WORK REQUIRED: From the entries that follow, extract each line holding the string "Wallpapers".

----- DATA RECORDS -----

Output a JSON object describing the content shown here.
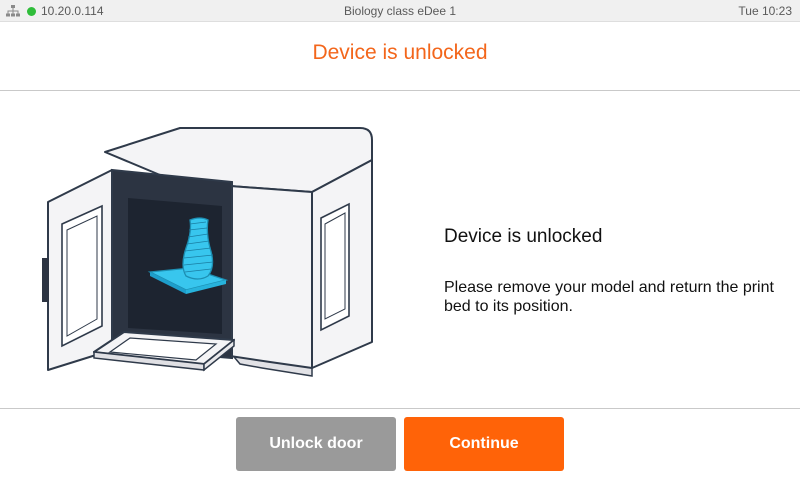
{
  "status_bar": {
    "network_icon": "network-icon",
    "connection_status_color": "#2fbd3a",
    "ip_address": "10.20.0.114",
    "device_name": "Biology class eDee 1",
    "datetime": "Tue 10:23"
  },
  "header": {
    "title": "Device is unlocked",
    "title_color": "#f3661b"
  },
  "main": {
    "illustration": "printer-open-door-illustration",
    "heading": "Device is unlocked",
    "body": "Please remove your model and return the print bed to its position."
  },
  "footer": {
    "unlock_label": "Unlock door",
    "continue_label": "Continue",
    "unlock_color": "#9a9a9a",
    "continue_color": "#ff6308"
  }
}
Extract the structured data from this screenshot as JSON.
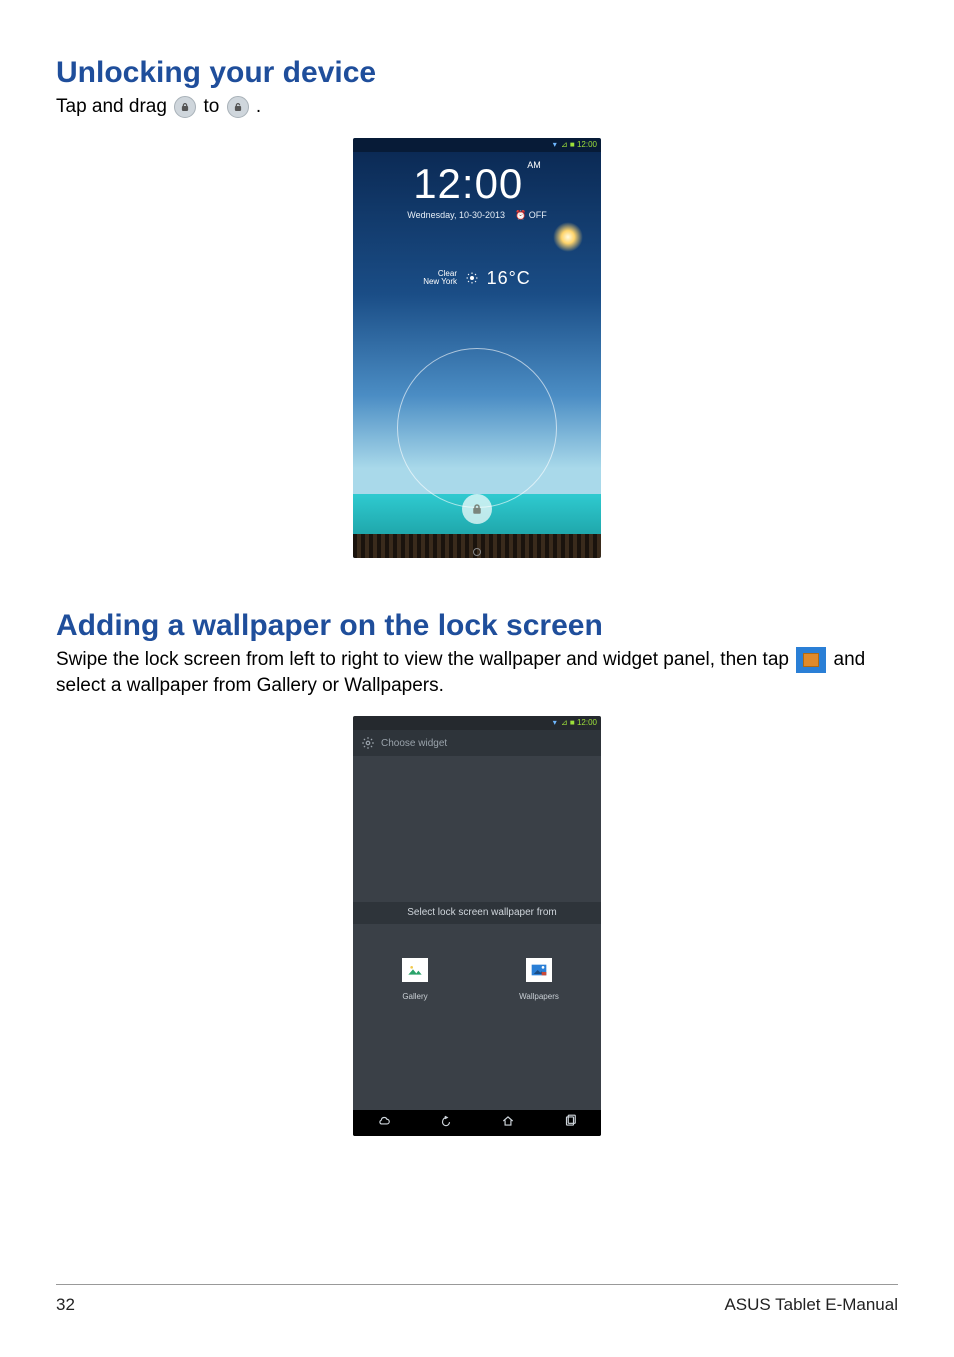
{
  "headings": {
    "unlock": "Unlocking your device",
    "wallpaper": "Adding a wallpaper on the lock screen"
  },
  "instructions": {
    "unlock_pre": "Tap and drag ",
    "unlock_mid": " to ",
    "unlock_post": ".",
    "wallpaper_pre": "Swipe the lock screen from left to right to view the wallpaper and widget panel, then tap ",
    "wallpaper_post": " and select a wallpaper from Gallery or Wallpapers."
  },
  "lockscreen": {
    "status_time": "12:00",
    "clock_time": "12:00",
    "clock_ampm": "AM",
    "date": "Wednesday, 10-30-2013",
    "alarm": "⏰ OFF",
    "weather_condition": "Clear",
    "weather_city": "New York",
    "weather_temp": "16°C"
  },
  "wallpaper_panel": {
    "status_time": "12:00",
    "choose_widget": "Choose widget",
    "select_label": "Select lock screen wallpaper from",
    "option_gallery": "Gallery",
    "option_wallpapers": "Wallpapers"
  },
  "footer": {
    "page": "32",
    "book": "ASUS Tablet E-Manual"
  }
}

-----

SOLUTION:
    "wallpaper_post": " and select a wallpaper from Gallery or Wallpapers."
    "option_wallpapers": "Wallpapers"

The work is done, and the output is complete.